| WHAT TO DO |
Your task is to copy each line that has the word "square".

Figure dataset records
..............................

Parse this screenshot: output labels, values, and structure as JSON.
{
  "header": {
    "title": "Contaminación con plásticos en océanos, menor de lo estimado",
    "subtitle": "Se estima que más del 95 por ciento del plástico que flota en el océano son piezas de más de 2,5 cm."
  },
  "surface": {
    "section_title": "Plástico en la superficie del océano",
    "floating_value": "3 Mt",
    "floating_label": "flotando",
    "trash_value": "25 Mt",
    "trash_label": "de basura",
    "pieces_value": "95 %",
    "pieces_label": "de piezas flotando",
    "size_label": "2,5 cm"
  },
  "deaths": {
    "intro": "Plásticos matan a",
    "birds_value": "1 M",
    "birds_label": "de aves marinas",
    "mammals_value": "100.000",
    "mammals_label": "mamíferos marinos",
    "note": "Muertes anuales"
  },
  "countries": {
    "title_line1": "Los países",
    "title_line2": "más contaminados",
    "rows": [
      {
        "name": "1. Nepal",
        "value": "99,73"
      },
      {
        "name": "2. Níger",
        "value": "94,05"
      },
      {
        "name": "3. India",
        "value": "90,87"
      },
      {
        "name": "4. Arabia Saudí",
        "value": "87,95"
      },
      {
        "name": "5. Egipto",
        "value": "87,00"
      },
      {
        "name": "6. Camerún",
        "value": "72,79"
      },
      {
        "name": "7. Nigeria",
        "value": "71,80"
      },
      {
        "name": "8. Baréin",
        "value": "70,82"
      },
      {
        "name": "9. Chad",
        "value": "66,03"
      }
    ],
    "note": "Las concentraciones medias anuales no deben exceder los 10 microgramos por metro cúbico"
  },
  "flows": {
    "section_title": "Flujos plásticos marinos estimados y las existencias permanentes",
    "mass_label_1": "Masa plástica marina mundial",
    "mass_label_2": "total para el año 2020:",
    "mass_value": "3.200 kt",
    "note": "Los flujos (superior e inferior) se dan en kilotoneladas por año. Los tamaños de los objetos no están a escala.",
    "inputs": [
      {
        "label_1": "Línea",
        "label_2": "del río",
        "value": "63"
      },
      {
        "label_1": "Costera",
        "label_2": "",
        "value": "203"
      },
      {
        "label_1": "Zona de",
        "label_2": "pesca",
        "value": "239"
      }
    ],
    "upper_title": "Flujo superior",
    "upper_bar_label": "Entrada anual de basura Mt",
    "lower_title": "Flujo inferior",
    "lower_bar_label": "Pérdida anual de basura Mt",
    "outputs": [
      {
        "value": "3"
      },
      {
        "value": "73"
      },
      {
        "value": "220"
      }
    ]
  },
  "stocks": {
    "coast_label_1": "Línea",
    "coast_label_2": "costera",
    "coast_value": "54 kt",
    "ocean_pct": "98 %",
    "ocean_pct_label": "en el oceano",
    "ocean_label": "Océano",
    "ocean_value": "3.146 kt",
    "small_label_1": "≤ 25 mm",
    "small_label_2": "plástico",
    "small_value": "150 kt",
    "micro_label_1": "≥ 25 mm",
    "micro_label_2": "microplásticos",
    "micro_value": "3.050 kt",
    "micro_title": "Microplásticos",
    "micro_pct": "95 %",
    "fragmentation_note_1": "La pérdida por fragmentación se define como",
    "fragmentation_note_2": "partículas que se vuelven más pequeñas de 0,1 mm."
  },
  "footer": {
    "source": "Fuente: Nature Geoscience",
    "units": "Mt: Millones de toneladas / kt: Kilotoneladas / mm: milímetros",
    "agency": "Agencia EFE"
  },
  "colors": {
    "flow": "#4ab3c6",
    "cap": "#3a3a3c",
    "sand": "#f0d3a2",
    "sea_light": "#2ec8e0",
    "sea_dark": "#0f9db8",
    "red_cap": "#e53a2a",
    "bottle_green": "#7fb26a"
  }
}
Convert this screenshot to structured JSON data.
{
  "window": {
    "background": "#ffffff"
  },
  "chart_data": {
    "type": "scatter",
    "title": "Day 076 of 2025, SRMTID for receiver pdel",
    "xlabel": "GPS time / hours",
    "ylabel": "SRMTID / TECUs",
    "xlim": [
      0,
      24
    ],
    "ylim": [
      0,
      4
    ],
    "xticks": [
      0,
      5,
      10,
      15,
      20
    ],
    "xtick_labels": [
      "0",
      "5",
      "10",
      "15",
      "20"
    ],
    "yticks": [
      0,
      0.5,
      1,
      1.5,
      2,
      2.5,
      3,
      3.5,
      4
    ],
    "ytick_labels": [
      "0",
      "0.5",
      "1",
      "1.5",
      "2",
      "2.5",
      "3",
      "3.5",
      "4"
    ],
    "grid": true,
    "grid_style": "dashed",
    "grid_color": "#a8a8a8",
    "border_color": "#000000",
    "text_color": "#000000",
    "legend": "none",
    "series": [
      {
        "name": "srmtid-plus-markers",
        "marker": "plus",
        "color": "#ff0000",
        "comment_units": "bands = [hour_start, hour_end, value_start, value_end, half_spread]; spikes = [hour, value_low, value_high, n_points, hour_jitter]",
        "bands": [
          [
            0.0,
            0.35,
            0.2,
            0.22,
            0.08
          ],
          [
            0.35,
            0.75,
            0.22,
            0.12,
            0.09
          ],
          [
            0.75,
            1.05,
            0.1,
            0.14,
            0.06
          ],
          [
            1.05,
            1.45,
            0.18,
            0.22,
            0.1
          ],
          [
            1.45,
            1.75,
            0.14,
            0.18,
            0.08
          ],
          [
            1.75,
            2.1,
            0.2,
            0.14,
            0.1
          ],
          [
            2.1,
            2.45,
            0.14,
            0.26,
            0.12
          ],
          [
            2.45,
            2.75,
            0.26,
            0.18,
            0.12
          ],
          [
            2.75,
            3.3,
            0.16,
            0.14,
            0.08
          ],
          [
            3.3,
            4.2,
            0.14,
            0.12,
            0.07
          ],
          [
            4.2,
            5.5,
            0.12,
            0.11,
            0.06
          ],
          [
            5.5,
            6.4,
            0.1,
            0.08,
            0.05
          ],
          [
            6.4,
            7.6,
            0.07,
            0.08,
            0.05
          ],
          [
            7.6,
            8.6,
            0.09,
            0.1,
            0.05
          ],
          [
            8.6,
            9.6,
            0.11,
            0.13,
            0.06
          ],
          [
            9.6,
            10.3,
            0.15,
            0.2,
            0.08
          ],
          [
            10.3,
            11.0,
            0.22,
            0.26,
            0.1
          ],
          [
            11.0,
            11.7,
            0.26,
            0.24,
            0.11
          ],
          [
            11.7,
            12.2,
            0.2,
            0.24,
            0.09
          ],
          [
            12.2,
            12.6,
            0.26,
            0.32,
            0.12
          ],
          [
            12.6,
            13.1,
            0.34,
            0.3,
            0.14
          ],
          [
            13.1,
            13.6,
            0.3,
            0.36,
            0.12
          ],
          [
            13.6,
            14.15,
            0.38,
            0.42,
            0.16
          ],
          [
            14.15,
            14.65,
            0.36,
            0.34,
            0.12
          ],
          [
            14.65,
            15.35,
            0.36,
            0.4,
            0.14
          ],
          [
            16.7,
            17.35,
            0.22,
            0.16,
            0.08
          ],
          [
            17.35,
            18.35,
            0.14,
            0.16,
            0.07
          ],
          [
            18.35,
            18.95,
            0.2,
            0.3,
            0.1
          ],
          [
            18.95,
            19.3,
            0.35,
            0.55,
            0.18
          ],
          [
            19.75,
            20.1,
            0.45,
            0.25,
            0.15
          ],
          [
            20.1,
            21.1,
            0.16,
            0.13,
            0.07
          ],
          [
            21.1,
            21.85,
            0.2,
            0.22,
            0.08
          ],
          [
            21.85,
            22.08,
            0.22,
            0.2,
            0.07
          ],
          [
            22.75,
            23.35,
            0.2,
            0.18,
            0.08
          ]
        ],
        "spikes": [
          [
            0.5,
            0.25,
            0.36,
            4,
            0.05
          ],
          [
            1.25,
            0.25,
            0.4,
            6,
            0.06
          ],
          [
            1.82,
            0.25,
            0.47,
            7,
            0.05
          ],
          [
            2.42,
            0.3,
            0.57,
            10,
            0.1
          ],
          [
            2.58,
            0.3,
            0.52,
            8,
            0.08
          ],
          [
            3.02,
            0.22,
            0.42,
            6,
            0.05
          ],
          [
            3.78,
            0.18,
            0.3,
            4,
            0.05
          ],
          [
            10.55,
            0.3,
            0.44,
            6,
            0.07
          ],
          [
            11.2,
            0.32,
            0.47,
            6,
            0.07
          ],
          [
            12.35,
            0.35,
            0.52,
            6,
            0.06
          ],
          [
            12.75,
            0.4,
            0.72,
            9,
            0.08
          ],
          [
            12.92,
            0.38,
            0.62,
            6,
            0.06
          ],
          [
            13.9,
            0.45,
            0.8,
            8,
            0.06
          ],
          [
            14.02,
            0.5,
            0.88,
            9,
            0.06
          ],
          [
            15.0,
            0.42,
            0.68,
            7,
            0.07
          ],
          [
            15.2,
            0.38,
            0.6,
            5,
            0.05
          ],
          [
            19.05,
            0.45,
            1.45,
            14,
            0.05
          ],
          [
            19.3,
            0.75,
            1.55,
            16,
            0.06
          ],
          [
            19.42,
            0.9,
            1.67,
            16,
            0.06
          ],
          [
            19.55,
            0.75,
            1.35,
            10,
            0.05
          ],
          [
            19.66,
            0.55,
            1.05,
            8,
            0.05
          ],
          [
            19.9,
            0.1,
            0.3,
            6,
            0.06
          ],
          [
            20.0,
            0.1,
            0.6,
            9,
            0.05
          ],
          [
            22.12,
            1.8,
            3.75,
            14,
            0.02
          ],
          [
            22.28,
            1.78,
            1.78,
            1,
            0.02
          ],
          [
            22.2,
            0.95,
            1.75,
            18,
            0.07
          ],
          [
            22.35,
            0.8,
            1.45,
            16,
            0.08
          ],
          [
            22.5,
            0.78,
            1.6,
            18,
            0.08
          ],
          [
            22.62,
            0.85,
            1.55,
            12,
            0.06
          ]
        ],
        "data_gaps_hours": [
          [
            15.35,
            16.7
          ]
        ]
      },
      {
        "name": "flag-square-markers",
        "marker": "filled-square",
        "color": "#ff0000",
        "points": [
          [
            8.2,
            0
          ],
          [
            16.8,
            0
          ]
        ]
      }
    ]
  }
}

..............................

| TASK OUTPUT |
        "name": "flag-square-markers",
        "marker": "filled-square",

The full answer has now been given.